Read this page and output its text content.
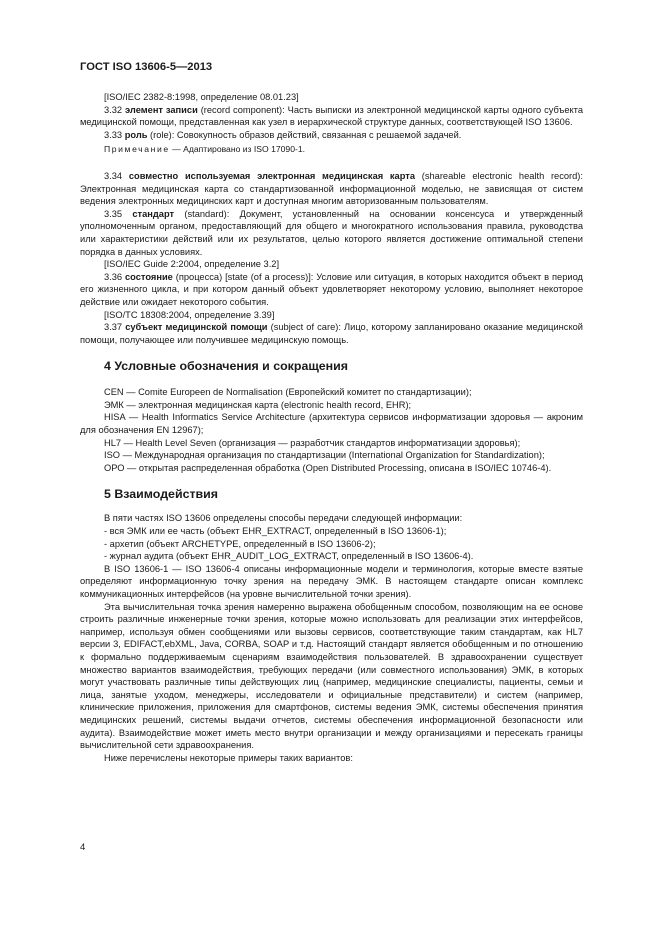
ГОСТ ISO 13606-5—2013

[ISO/IEC 2382-8:1998, определение 08.01.23]

3.32 элемент записи (record component): Часть выписки из электронной медицинской карты одного субъекта медицинской помощи, представленная как узел в иерархической структуре данных, соответствующей ISO 13606.

3.33 роль (role): Совокупность образов действий, связанная с решаемой задачей.

Примечание — Адаптировано из ISO 17090-1.

3.34 совместно используемая электронная медицинская карта (shareable electronic health record): Электронная медицинская карта со стандартизованной информационной моделью, не зависящая от систем ведения электронных медицинских карт и доступная многим авторизованным пользователям.

3.35 стандарт (standard): Документ, установленный на основании консенсуса и утвержденный уполномоченным органом, предоставляющий для общего и многократного использования правила, руководства или характеристики действий или их результатов, целью которого является достижение оптимальной степени порядка в данных условиях.

[ISO/IEC Guide 2:2004, определение 3.2]

3.36 состояние (процесса) [state (of a process)]: Условие или ситуация, в которых находится объект в период его жизненного цикла, и при котором данный объект удовлетворяет некоторому условию, выполняет некоторое действие или ожидает некоторого события.

[ISO/TC 18308:2004, определение 3.39]

3.37 субъект медицинской помощи (subject of care): Лицо, которому запланировано оказание медицинской помощи, получающее или получившее медицинскую помощь.

4 Условные обозначения и сокращения

CEN — Comite Europeen de Normalisation (Европейский комитет по стандартизации);

ЭМК — электронная медицинская карта (electronic health record, EHR);

HISA — Health Informatics Service Architecture (архитектура сервисов информатизации здоровья — акроним для обозначения EN 12967);

HL7 — Health Level Seven (организация — разработчик стандартов информатизации здоровья);

ISO — Международная организация по стандартизации (International Organization for Standardization);

ОРО — открытая распределенная обработка (Open Distributed Processing, описана в ISO/IEC 10746-4).

5 Взаимодействия

В пяти частях ISO 13606 определены способы передачи следующей информации:

- вся ЭМК или ее часть (объект EHR_EXTRACT, определенный в ISO 13606-1);

- архетип (объект ARCHETYPE, определенный в ISO 13606-2);

- журнал аудита (объект EHR_AUDIT_LOG_EXTRACT, определенный в ISO 13606-4).

В ISO 13606-1 — ISO 13606-4 описаны информационные модели и терминология, которые вместе взятые определяют информационную точку зрения на передачу ЭМК. В настоящем стандарте описан комплекс коммуникационных интерфейсов (на уровне вычислительной точки зрения).

Эта вычислительная точка зрения намеренно выражена обобщенным способом, позволяющим на ее основе строить различные инженерные точки зрения, которые можно использовать для реализации этих интерфейсов, например, используя обмен сообщениями или вызовы сервисов, соответствующие таким стандартам, как HL7 версии 3, EDIFACT,ebXML, Java, CORBA, SOAP и т.д. Настоящий стандарт является обобщенным и по отношению к формально поддерживаемым сценариям взаимодействия пользователей. В здравоохранении существует множество вариантов взаимодействия, требующих передачи (или совместного использования) ЭМК, в которых могут участвовать различные типы действующих лиц (например, медицинские специалисты, пациенты, семьи и лица, занятые уходом, менеджеры, исследователи и официальные представители) и систем (например, клинические приложения, приложения для смартфонов, системы ведения ЭМК, системы обеспечения принятия медицинских решений, системы выдачи отчетов, системы обеспечения информационной безопасности или аудита). Взаимодействие может иметь место внутри организации и между организациями и пересекать границы вычислительной сети здравоохранения.

Ниже перечислены некоторые примеры таких вариантов:

4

# # # # # # #

Directions for this task: Search the records above for the string "здоровья". Copy every line that contains it.

Output below:
HISA — Health Informatics Service Architecture (архитектура сервисов информатизации здоровья — акроним для обозначения EN 12967);
HL7 — Health Level Seven (организация — разработчик стандартов информатизации здоровья);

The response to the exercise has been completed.